Scientific name:Cynoscion nebulosus
Common name(s):Speckled Trout or Spotted Weakfish
Season:January–May
Similar species:Grouper, Red Snapper
Common Cooking Methods:

Bake, Blacken, Boil, Deep Fry, Grill, Poach, Raw, Sauté, Sear, Steam

Flavor:

Prized for its delicate meat, the Mississippi Gulf Spotted Sea Trout is one of the most sought-after saltwater fish species. Its mild, sweet flavor makes it a versatile option for a number of cooking preparations.

Fact:

Male Mississippi Gulf Spotted Sea Trout average about 19 inches in length while females average around 25 inches. Both usually weigh about 2–3 lbs. They have a dark gray or green back with silvery-white belly and distinct round spots on their back, fins and tail. They have no scales at all on the soft dorsal fin. They’re most often found in shallow bays and estuaries. 

 

Purchasing

Fresh: When purchasing finfish, only buy fish that is refrigerated or displayed on a thick bed of fresh ice that is not melting (preferably under some type of cover). Fish should smell fresh and mild.

Problem to solve = Continue the spotted sea trout profile from where it stops, in the same style.

Extracted material =

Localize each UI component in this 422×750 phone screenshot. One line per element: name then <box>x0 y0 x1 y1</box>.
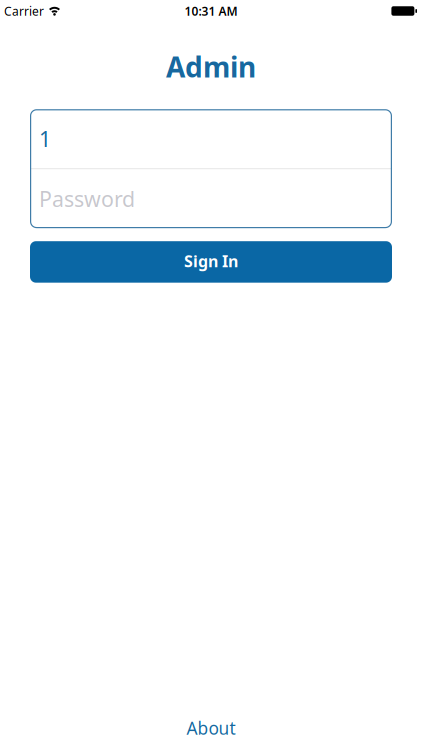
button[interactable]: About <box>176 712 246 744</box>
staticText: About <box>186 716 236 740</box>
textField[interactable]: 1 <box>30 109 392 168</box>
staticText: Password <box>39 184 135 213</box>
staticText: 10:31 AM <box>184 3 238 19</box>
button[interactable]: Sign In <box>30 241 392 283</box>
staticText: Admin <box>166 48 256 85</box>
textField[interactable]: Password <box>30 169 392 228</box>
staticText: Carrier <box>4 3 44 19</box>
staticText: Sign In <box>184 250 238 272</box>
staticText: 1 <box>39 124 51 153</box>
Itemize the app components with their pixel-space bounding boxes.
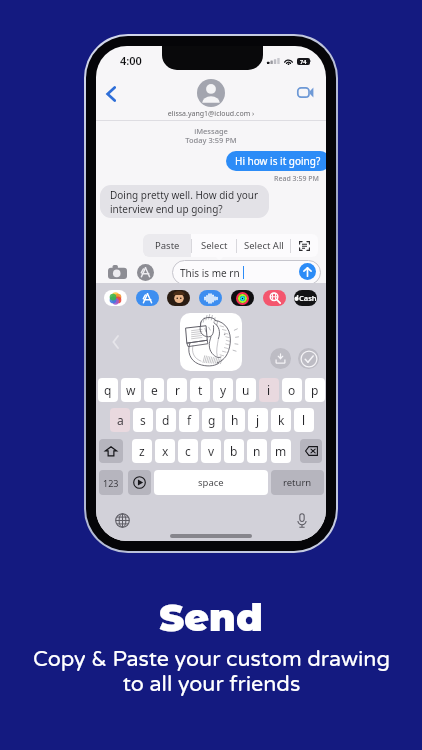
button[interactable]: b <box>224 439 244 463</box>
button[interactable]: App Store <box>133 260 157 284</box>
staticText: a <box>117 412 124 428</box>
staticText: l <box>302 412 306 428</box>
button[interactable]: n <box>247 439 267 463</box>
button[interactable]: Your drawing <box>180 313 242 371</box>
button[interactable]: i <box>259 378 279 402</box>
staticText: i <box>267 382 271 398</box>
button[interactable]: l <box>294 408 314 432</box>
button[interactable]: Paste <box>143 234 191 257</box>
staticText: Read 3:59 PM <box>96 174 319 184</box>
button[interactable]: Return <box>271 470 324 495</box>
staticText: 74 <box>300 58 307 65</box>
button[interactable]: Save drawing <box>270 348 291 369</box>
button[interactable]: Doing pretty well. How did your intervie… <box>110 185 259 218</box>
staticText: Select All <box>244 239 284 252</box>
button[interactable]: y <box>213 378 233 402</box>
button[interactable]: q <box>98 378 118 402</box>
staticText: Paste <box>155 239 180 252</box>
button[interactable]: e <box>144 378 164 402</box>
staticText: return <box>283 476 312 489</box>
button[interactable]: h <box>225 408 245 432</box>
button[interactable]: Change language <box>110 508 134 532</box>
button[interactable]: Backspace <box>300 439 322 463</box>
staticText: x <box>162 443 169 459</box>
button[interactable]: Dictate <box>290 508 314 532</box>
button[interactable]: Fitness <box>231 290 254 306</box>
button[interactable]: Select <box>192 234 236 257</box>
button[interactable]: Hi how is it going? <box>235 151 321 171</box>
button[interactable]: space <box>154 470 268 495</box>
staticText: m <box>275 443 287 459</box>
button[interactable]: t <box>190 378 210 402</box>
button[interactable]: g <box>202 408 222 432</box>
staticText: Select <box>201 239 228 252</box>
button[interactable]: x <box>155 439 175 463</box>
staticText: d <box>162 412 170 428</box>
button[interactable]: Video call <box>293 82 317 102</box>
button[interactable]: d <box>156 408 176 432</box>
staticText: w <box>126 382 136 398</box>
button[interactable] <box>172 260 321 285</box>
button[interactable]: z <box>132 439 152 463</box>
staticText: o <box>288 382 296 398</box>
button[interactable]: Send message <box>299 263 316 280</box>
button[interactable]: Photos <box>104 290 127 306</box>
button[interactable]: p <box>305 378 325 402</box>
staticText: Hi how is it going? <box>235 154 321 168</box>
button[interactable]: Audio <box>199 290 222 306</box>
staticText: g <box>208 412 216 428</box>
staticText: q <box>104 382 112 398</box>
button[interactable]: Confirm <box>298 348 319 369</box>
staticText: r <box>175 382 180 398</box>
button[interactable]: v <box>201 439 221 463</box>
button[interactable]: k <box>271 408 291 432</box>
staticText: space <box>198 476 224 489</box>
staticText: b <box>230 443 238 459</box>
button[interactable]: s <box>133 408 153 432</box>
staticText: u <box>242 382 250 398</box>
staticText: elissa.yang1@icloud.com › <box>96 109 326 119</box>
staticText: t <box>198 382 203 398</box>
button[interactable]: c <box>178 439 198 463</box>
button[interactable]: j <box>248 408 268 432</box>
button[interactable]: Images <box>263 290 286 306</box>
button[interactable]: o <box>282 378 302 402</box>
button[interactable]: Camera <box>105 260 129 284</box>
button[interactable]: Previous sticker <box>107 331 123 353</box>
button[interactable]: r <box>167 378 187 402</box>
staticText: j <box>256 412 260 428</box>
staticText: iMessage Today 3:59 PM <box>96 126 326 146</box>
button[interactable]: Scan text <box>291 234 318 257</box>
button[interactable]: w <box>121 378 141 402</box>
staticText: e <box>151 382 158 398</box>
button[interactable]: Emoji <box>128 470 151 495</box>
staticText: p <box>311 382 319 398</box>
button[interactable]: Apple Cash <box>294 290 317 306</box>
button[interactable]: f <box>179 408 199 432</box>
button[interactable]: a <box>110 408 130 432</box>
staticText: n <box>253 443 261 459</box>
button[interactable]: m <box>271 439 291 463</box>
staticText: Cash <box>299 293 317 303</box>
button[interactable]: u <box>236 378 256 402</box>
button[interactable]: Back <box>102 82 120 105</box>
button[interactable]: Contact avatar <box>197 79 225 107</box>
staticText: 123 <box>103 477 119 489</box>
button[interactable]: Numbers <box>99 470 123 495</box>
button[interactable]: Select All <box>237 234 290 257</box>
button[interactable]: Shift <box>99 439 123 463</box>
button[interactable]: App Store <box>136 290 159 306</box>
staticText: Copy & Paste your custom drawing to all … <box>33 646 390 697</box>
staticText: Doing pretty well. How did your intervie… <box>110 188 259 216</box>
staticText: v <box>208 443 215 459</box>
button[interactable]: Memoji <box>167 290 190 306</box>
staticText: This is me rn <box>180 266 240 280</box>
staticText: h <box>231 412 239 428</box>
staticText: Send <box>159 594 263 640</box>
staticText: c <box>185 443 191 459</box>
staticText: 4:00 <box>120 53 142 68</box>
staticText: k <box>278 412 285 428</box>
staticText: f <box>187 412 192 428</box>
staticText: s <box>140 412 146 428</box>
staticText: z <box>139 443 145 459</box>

Expected output =
Frozen: Do not buy frozen seafood if the package is open, torn, or crushed on the edges. Avoid packages with signs of frost or ice crystals.

Storage

Fresh: Fresh raw fish should be kept in the coldest part of your refrigerator. The refrigerator should be set between 34 – 40 degrees Fahrenheit. It’s best to use fresh fish within a day or two of purchase.

Frozen: Fresh raw fish can be frozen for about 3-4 months at 0 degrees Fahrenheit. To thaw, place in refrigerator for one day. Cooked: Cooked fish can be refrigerated for about 3-4 days and frozen for one month.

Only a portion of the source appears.